## Your instructions
Type out the data exactly as given. Skip any image.
---
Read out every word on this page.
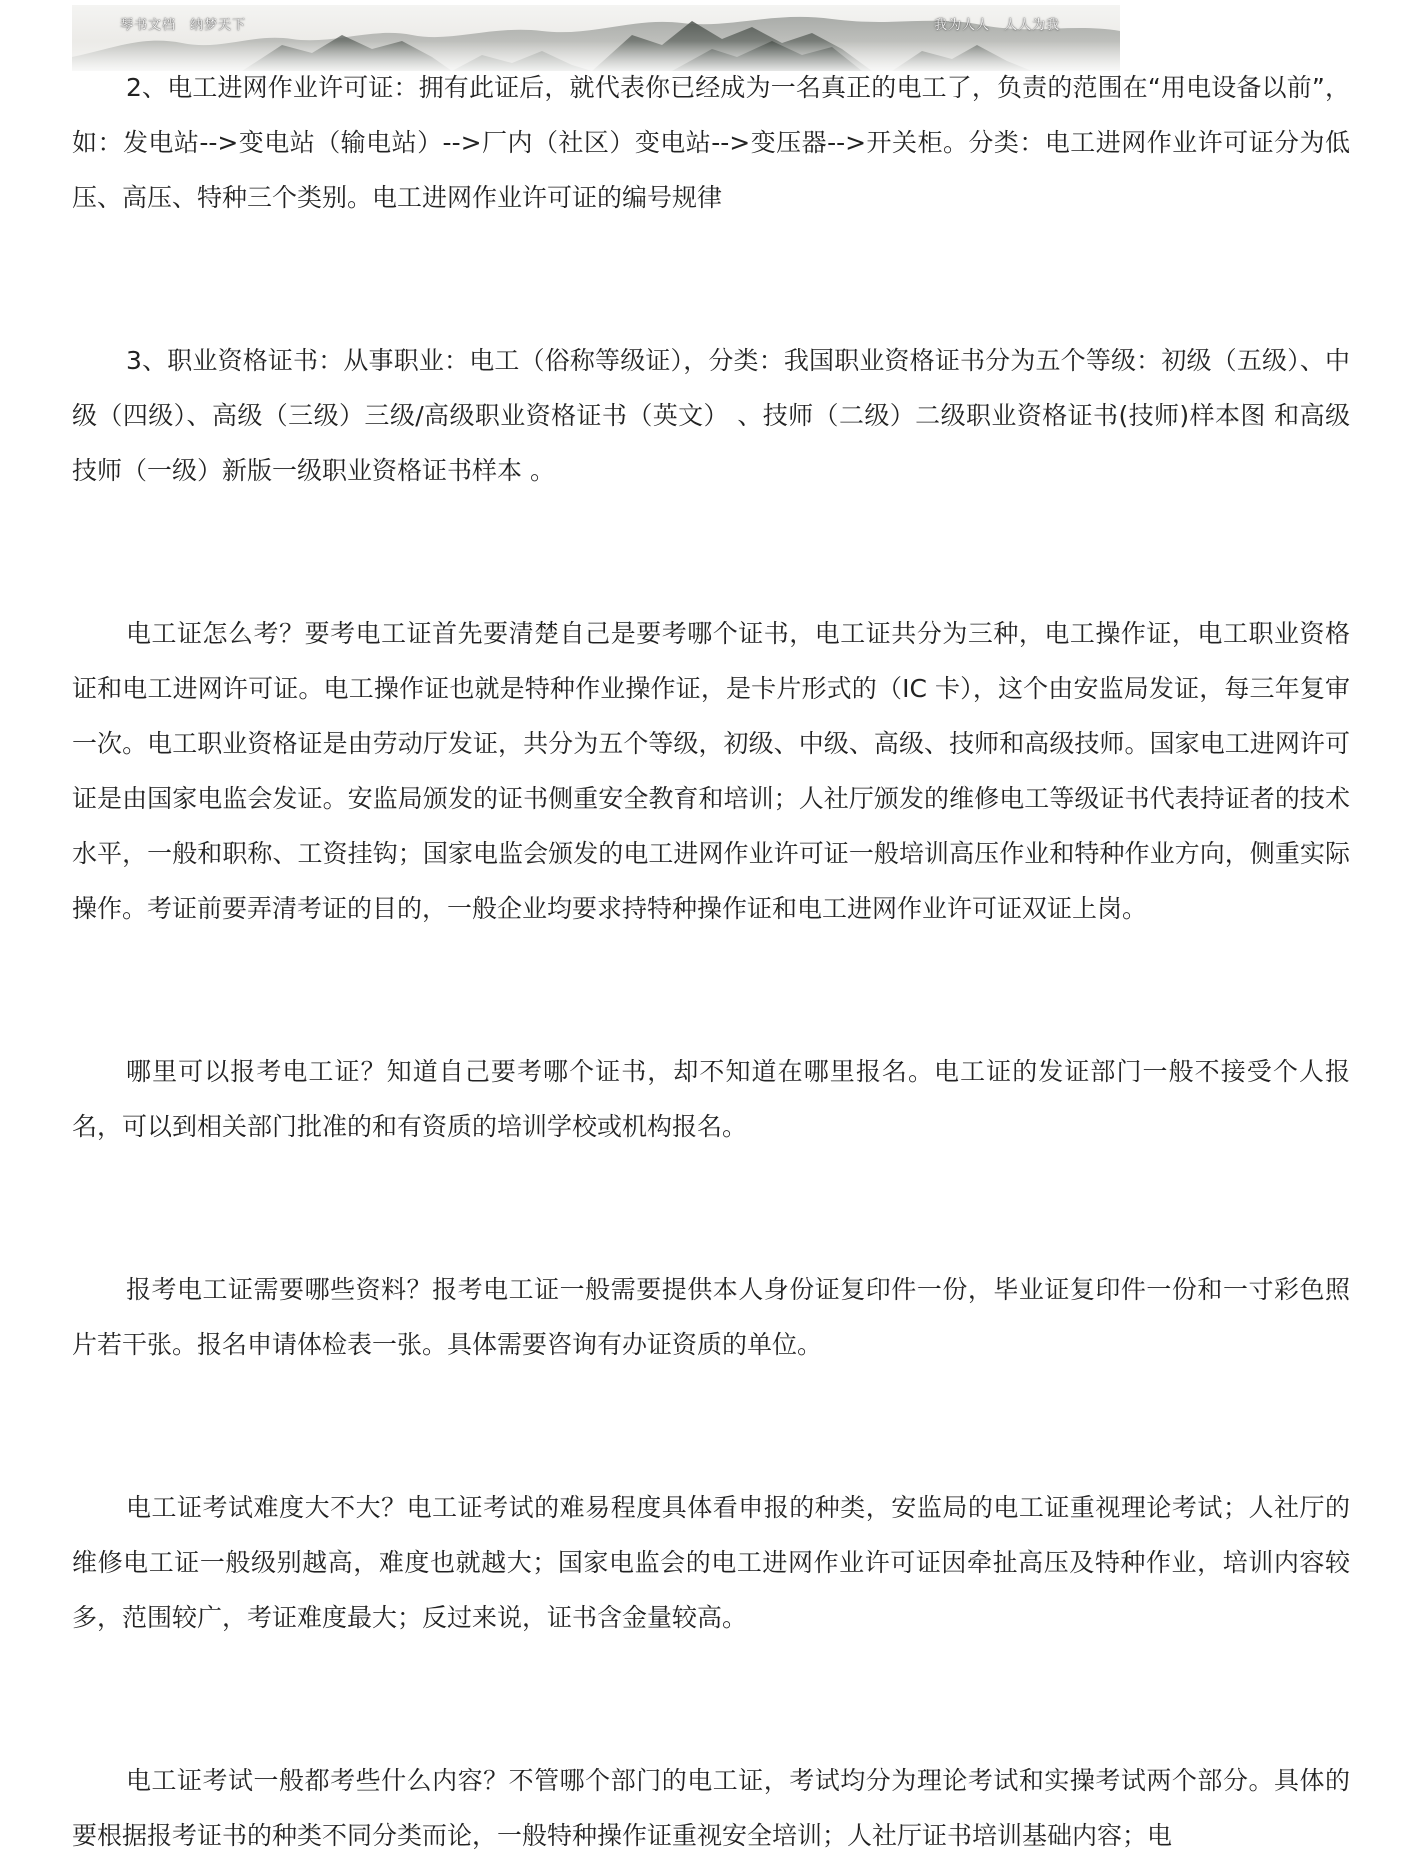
琴书文档　纳梦天下	我为人人　人人为我

2、电工进网作业许可证：拥有此证后，就代表你已经成为一名真正的电工了，负责的范围在“用电设备以前”，如：发电站-->变电站（输电站）-->厂内（社区）变电站-->变压器-->开关柜。分类：电工进网作业许可证分为低压、高压、特种三个类别。电工进网作业许可证的编号规律

3、职业资格证书：从事职业：电工（俗称等级证），分类：我国职业资格证书分为五个等级：初级（五级）、中级（四级）、高级（三级）三级/高级职业资格证书（英文） 、技师（二级）二级职业资格证书(技师)样本图 和高级技师（一级）新版一级职业资格证书样本 。

电工证怎么考？要考电工证首先要清楚自己是要考哪个证书，电工证共分为三种，电工操作证，电工职业资格证和电工进网许可证。电工操作证也就是特种作业操作证，是卡片形式的（IC 卡），这个由安监局发证，每三年复审一次。电工职业资格证是由劳动厅发证，共分为五个等级，初级、中级、高级、技师和高级技师。国家电工进网许可证是由国家电监会发证。安监局颁发的证书侧重安全教育和培训；人社厅颁发的维修电工等级证书代表持证者的技术水平，一般和职称、工资挂钩；国家电监会颁发的电工进网作业许可证一般培训高压作业和特种作业方向，侧重实际操作。考证前要弄清考证的目的，一般企业均要求持特种操作证和电工进网作业许可证双证上岗。

哪里可以报考电工证？知道自己要考哪个证书，却不知道在哪里报名。电工证的发证部门一般不接受个人报名，可以到相关部门批准的和有资质的培训学校或机构报名。

报考电工证需要哪些资料？报考电工证一般需要提供本人身份证复印件一份，毕业证复印件一份和一寸彩色照片若干张。报名申请体检表一张。具体需要咨询有办证资质的单位。

电工证考试难度大不大？电工证考试的难易程度具体看申报的种类，安监局的电工证重视理论考试；人社厅的维修电工证一般级别越高，难度也就越大；国家电监会的电工进网作业许可证因牵扯高压及特种作业，培训内容较多，范围较广，考证难度最大；反过来说，证书含金量较高。

电工证考试一般都考些什么内容？不管哪个部门的电工证，考试均分为理论考试和实操考试两个部分。具体的要根据报考证书的种类不同分类而论，一般特种操作证重视安全培训；人社厅证书培训基础内容；电
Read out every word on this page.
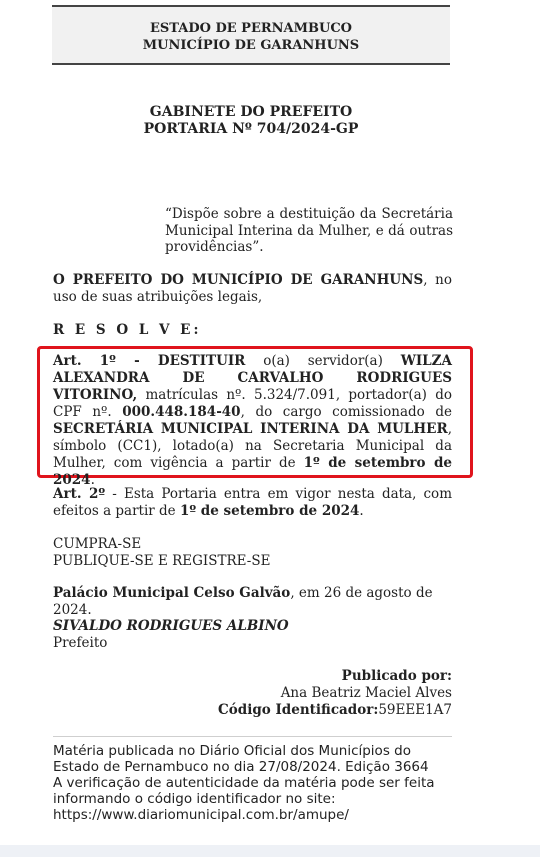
ESTADO DE PERNAMBUCO
MUNICÍPIO DE GARANHUNS
GABINETE DO PREFEITO
PORTARIA Nº 704/2024-GP
“Dispõe sobre a destituição da Secretária Municipal Interina da Mulher, e dá outras providências”.
O PREFEITO DO MUNICÍPIO DE GARANHUNS, no uso de suas atribuições legais,
R E S O L V E:
Art. 1º - DESTITUIR o(a) servidor(a) WILZA ALEXANDRA DE CARVALHO RODRIGUES VITORINO, matrículas nº. 5.324/7.091, portador(a) do CPF nº. 000.448.184-40, do cargo comissionado de SECRETÁRIA MUNICIPAL INTERINA DA MULHER, símbolo (CC1), lotado(a) na Secretaria Municipal da Mulher, com vigência a partir de 1º de setembro de 2024.
Art. 2º - Esta Portaria entra em vigor nesta data, com efeitos a partir de 1º de setembro de 2024.
CUMPRA-SE
PUBLIQUE-SE E REGISTRE-SE
Palácio Municipal Celso Galvão, em 26 de agosto de 2024.
SIVALDO RODRIGUES ALBINO
Prefeito
Publicado por:
Ana Beatriz Maciel Alves
Código Identificador:59EEE1A7
Matéria publicada no Diário Oficial dos Municípios do Estado de Pernambuco no dia 27/08/2024. Edição 3664
A verificação de autenticidade da matéria pode ser feita informando o código identificador no site: https://www.diariomunicipal.com.br/amupe/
---
## Correct result
Read out every word on this page.
琴书文档　纳梦天下	我为人人　人人为我

2、电工进网作业许可证：拥有此证后，就代表你已经成为一名真正的电工了，负责的范围在“用电设备以前”，如：发电站-->变电站（输电站）-->厂内（社区）变电站-->变压器-->开关柜。分类：电工进网作业许可证分为低压、高压、特种三个类别。电工进网作业许可证的编号规律

3、职业资格证书：从事职业：电工（俗称等级证），分类：我国职业资格证书分为五个等级：初级（五级）、中级（四级）、高级（三级）三级/高级职业资格证书（英文） 、技师（二级）二级职业资格证书(技师)样本图 和高级技师（一级）新版一级职业资格证书样本 。

电工证怎么考？要考电工证首先要清楚自己是要考哪个证书，电工证共分为三种，电工操作证，电工职业资格证和电工进网许可证。电工操作证也就是特种作业操作证，是卡片形式的（IC 卡），这个由安监局发证，每三年复审一次。电工职业资格证是由劳动厅发证，共分为五个等级，初级、中级、高级、技师和高级技师。国家电工进网许可证是由国家电监会发证。安监局颁发的证书侧重安全教育和培训；人社厅颁发的维修电工等级证书代表持证者的技术水平，一般和职称、工资挂钩；国家电监会颁发的电工进网作业许可证一般培训高压作业和特种作业方向，侧重实际操作。考证前要弄清考证的目的，一般企业均要求持特种操作证和电工进网作业许可证双证上岗。

哪里可以报考电工证？知道自己要考哪个证书，却不知道在哪里报名。电工证的发证部门一般不接受个人报名，可以到相关部门批准的和有资质的培训学校或机构报名。

报考电工证需要哪些资料？报考电工证一般需要提供本人身份证复印件一份，毕业证复印件一份和一寸彩色照片若干张。报名申请体检表一张。具体需要咨询有办证资质的单位。

电工证考试难度大不大？电工证考试的难易程度具体看申报的种类，安监局的电工证重视理论考试；人社厅的维修电工证一般级别越高，难度也就越大；国家电监会的电工进网作业许可证因牵扯高压及特种作业，培训内容较多，范围较广，考证难度最大；反过来说，证书含金量较高。

电工证考试一般都考些什么内容？不管哪个部门的电工证，考试均分为理论考试和实操考试两个部分。具体的要根据报考证书的种类不同分类而论，一般特种操作证重视安全培训；人社厅证书培训基础内容；电
Read out every word on this page.
ESTADO DE PERNAMBUCO
MUNICÍPIO DE GARANHUNS
GABINETE DO PREFEITO
PORTARIA Nº 704/2024-GP
“Dispõe sobre a destituição da Secretária Municipal Interina da Mulher, e dá outras providências”.
O PREFEITO DO MUNICÍPIO DE GARANHUNS, no uso de suas atribuições legais,
R E S O L V E:
Art. 1º - DESTITUIR o(a) servidor(a) WILZA ALEXANDRA DE CARVALHO RODRIGUES VITORINO, matrículas nº. 5.324/7.091, portador(a) do CPF nº. 000.448.184-40, do cargo comissionado de SECRETÁRIA MUNICIPAL INTERINA DA MULHER, símbolo (CC1), lotado(a) na Secretaria Municipal da Mulher, com vigência a partir de 1º de setembro de 2024.
Art. 2º - Esta Portaria entra em vigor nesta data, com efeitos a partir de 1º de setembro de 2024.
CUMPRA-SE
PUBLIQUE-SE E REGISTRE-SE
Palácio Municipal Celso Galvão, em 26 de agosto de 2024.
SIVALDO RODRIGUES ALBINO
Prefeito
Publicado por:
Ana Beatriz Maciel Alves
Código Identificador:59EEE1A7
Matéria publicada no Diário Oficial dos Municípios do Estado de Pernambuco no dia 27/08/2024. Edição 3664
A verificação de autenticidade da matéria pode ser feita informando o código identificador no site: https://www.diariomunicipal.com.br/amupe/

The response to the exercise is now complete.